Dataset content:
((

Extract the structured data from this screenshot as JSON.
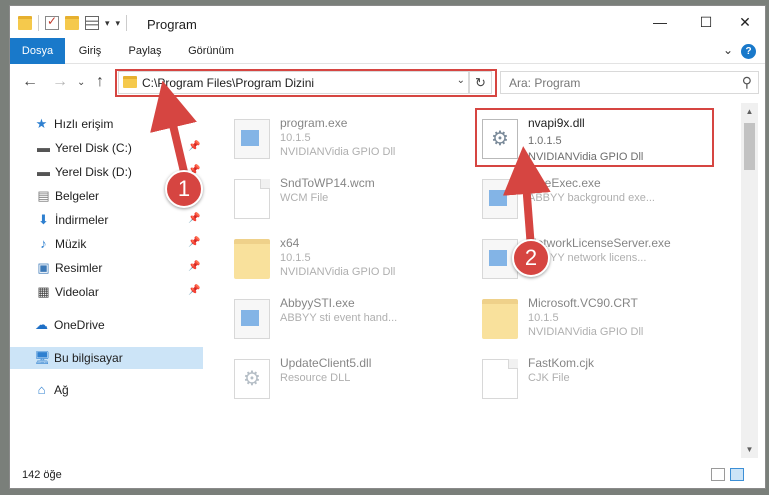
{
  "title": {
    "text": "Program"
  },
  "window_controls": {
    "minimize": "—",
    "maximize": "☐",
    "close": "✕"
  },
  "ribbon": {
    "tabs": [
      {
        "label": "Dosya",
        "active": true
      },
      {
        "label": "Giriş"
      },
      {
        "label": "Paylaş"
      },
      {
        "label": "Görünüm"
      }
    ],
    "help": "?",
    "collapse": "⌄"
  },
  "nav": {
    "back": "←",
    "forward": "→",
    "recent": "⌄",
    "up": "↑",
    "refresh": "↻",
    "dropdown": "⌄"
  },
  "address": {
    "path": "C:\\Program Files\\Program Dizini"
  },
  "search": {
    "placeholder": "Ara: Program",
    "icon": "search-icon"
  },
  "sidebar": {
    "items": [
      {
        "label": "Hızlı erişim",
        "icon": "star-icon"
      },
      {
        "label": "Yerel Disk (C:)",
        "icon": "drive-icon",
        "pinned": true
      },
      {
        "label": "Yerel Disk (D:)",
        "icon": "drive-icon",
        "pinned": true
      },
      {
        "label": "Belgeler",
        "icon": "document-icon",
        "pinned": true
      },
      {
        "label": "İndirmeler",
        "icon": "download-icon",
        "pinned": true
      },
      {
        "label": "Müzik",
        "icon": "music-icon",
        "pinned": true
      },
      {
        "label": "Resimler",
        "icon": "picture-icon",
        "pinned": true
      },
      {
        "label": "Videolar",
        "icon": "video-icon",
        "pinned": true
      },
      {
        "label": "OneDrive",
        "icon": "cloud-icon"
      },
      {
        "label": "Bu bilgisayar",
        "icon": "computer-icon",
        "selected": true
      },
      {
        "label": "Ağ",
        "icon": "network-icon"
      }
    ]
  },
  "files": [
    {
      "name": "program.exe",
      "line1": "10.1.5",
      "line2": "NVIDIANVidia GPIO Dll",
      "icon": "exe-icon"
    },
    {
      "name": "nvapi9x.dll",
      "line1": "1.0.1.5",
      "line2": "NVIDIANVidia GPIO Dll",
      "icon": "dll-icon",
      "highlighted": true
    },
    {
      "name": "SndToWP14.wcm",
      "line1": "WCM File",
      "line2": "",
      "icon": "document-icon"
    },
    {
      "name": "FineExec.exe",
      "line1": "ABBYY background exe...",
      "line2": "",
      "icon": "exe-icon"
    },
    {
      "name": "x64",
      "line1": "10.1.5",
      "line2": "NVIDIANVidia GPIO Dll",
      "icon": "folder-icon"
    },
    {
      "name": "NetworkLicenseServer.exe",
      "line1": "ABBYY network licens...",
      "line2": "",
      "icon": "exe-icon"
    },
    {
      "name": "AbbyySTI.exe",
      "line1": "ABBYY sti event hand...",
      "line2": "",
      "icon": "exe-icon"
    },
    {
      "name": "Microsoft.VC90.CRT",
      "line1": "10.1.5",
      "line2": "NVIDIANVidia GPIO Dll",
      "icon": "folder-icon"
    },
    {
      "name": "UpdateClient5.dll",
      "line1": "Resource DLL",
      "line2": "",
      "icon": "dll-icon"
    },
    {
      "name": "FastKom.cjk",
      "line1": "CJK File",
      "line2": "",
      "icon": "document-icon"
    }
  ],
  "status": {
    "count": "142 öğe"
  },
  "annotations": {
    "step1": "1",
    "step2": "2",
    "color": "#d64541"
  }
}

))

Exercise instructions: Repeat the entries exactly. Pictures are excluded from the copy.

Answer to the task:
Extract the structured data from this screenshot as JSON.
{
  "title": {
    "text": "Program"
  },
  "window_controls": {
    "minimize": "—",
    "maximize": "☐",
    "close": "✕"
  },
  "ribbon": {
    "tabs": [
      {
        "label": "Dosya",
        "active": true
      },
      {
        "label": "Giriş"
      },
      {
        "label": "Paylaş"
      },
      {
        "label": "Görünüm"
      }
    ],
    "help": "?",
    "collapse": "⌄"
  },
  "nav": {
    "back": "←",
    "forward": "→",
    "recent": "⌄",
    "up": "↑",
    "refresh": "↻",
    "dropdown": "⌄"
  },
  "address": {
    "path": "C:\\Program Files\\Program Dizini"
  },
  "search": {
    "placeholder": "Ara: Program",
    "icon": "search-icon"
  },
  "sidebar": {
    "items": [
      {
        "label": "Hızlı erişim",
        "icon": "star-icon"
      },
      {
        "label": "Yerel Disk (C:)",
        "icon": "drive-icon",
        "pinned": true
      },
      {
        "label": "Yerel Disk (D:)",
        "icon": "drive-icon",
        "pinned": true
      },
      {
        "label": "Belgeler",
        "icon": "document-icon",
        "pinned": true
      },
      {
        "label": "İndirmeler",
        "icon": "download-icon",
        "pinned": true
      },
      {
        "label": "Müzik",
        "icon": "music-icon",
        "pinned": true
      },
      {
        "label": "Resimler",
        "icon": "picture-icon",
        "pinned": true
      },
      {
        "label": "Videolar",
        "icon": "video-icon",
        "pinned": true
      },
      {
        "label": "OneDrive",
        "icon": "cloud-icon"
      },
      {
        "label": "Bu bilgisayar",
        "icon": "computer-icon",
        "selected": true
      },
      {
        "label": "Ağ",
        "icon": "network-icon"
      }
    ]
  },
  "files": [
    {
      "name": "program.exe",
      "line1": "10.1.5",
      "line2": "NVIDIANVidia GPIO Dll",
      "icon": "exe-icon"
    },
    {
      "name": "nvapi9x.dll",
      "line1": "1.0.1.5",
      "line2": "NVIDIANVidia GPIO Dll",
      "icon": "dll-icon",
      "highlighted": true
    },
    {
      "name": "SndToWP14.wcm",
      "line1": "WCM File",
      "line2": "",
      "icon": "document-icon"
    },
    {
      "name": "FineExec.exe",
      "line1": "ABBYY background exe...",
      "line2": "",
      "icon": "exe-icon"
    },
    {
      "name": "x64",
      "line1": "10.1.5",
      "line2": "NVIDIANVidia GPIO Dll",
      "icon": "folder-icon"
    },
    {
      "name": "NetworkLicenseServer.exe",
      "line1": "ABBYY network licens...",
      "line2": "",
      "icon": "exe-icon"
    },
    {
      "name": "AbbyySTI.exe",
      "line1": "ABBYY sti event hand...",
      "line2": "",
      "icon": "exe-icon"
    },
    {
      "name": "Microsoft.VC90.CRT",
      "line1": "10.1.5",
      "line2": "NVIDIANVidia GPIO Dll",
      "icon": "folder-icon"
    },
    {
      "name": "UpdateClient5.dll",
      "line1": "Resource DLL",
      "line2": "",
      "icon": "dll-icon"
    },
    {
      "name": "FastKom.cjk",
      "line1": "CJK File",
      "line2": "",
      "icon": "document-icon"
    }
  ],
  "status": {
    "count": "142 öğe"
  },
  "annotations": {
    "step1": "1",
    "step2": "2",
    "color": "#d64541"
  }
}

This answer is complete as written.